Information given:
_ _ _
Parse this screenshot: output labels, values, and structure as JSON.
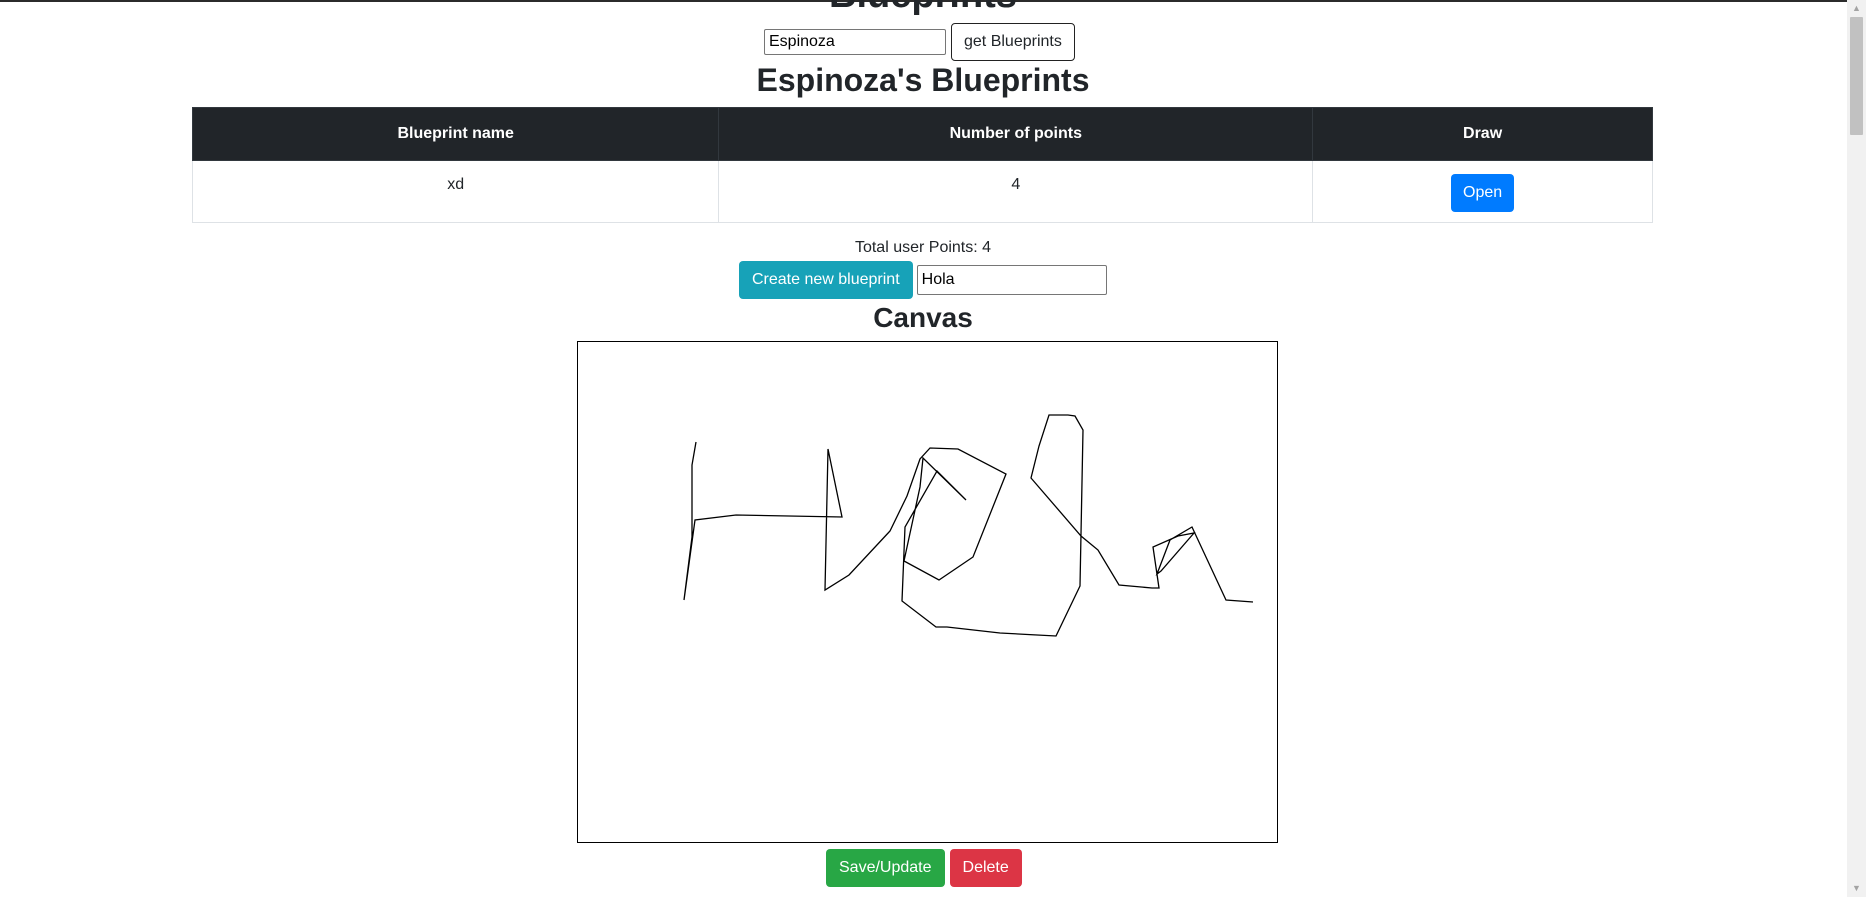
{
  "page": {
    "title": "Blueprints",
    "author_input_value": "Espinoza",
    "get_button_label": "get Blueprints",
    "blueprints_heading": "Espinoza's Blueprints",
    "total_points_label": "Total user Points: 4",
    "create_button_label": "Create new blueprint",
    "new_name_value": "Hola",
    "canvas_title": "Canvas",
    "save_button_label": "Save/Update",
    "delete_button_label": "Delete"
  },
  "table": {
    "headers": [
      "Blueprint name",
      "Number of points",
      "Draw"
    ],
    "rows": [
      {
        "name": "xd",
        "points": "4",
        "action": "Open"
      }
    ]
  },
  "icons": {
    "scroll_up": "chevron-up-icon",
    "scroll_down": "chevron-down-icon"
  }
}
_ _ _
Your goal: Reproduce each line word for word and drop the pictures.

Answer below:
Parse this screenshot: output labels, values, and structure as JSON.
{
  "page": {
    "title": "Blueprints",
    "author_input_value": "Espinoza",
    "get_button_label": "get Blueprints",
    "blueprints_heading": "Espinoza's Blueprints",
    "total_points_label": "Total user Points: 4",
    "create_button_label": "Create new blueprint",
    "new_name_value": "Hola",
    "canvas_title": "Canvas",
    "save_button_label": "Save/Update",
    "delete_button_label": "Delete"
  },
  "table": {
    "headers": [
      "Blueprint name",
      "Number of points",
      "Draw"
    ],
    "rows": [
      {
        "name": "xd",
        "points": "4",
        "action": "Open"
      }
    ]
  },
  "icons": {
    "scroll_up": "chevron-up-icon",
    "scroll_down": "chevron-down-icon"
  }
}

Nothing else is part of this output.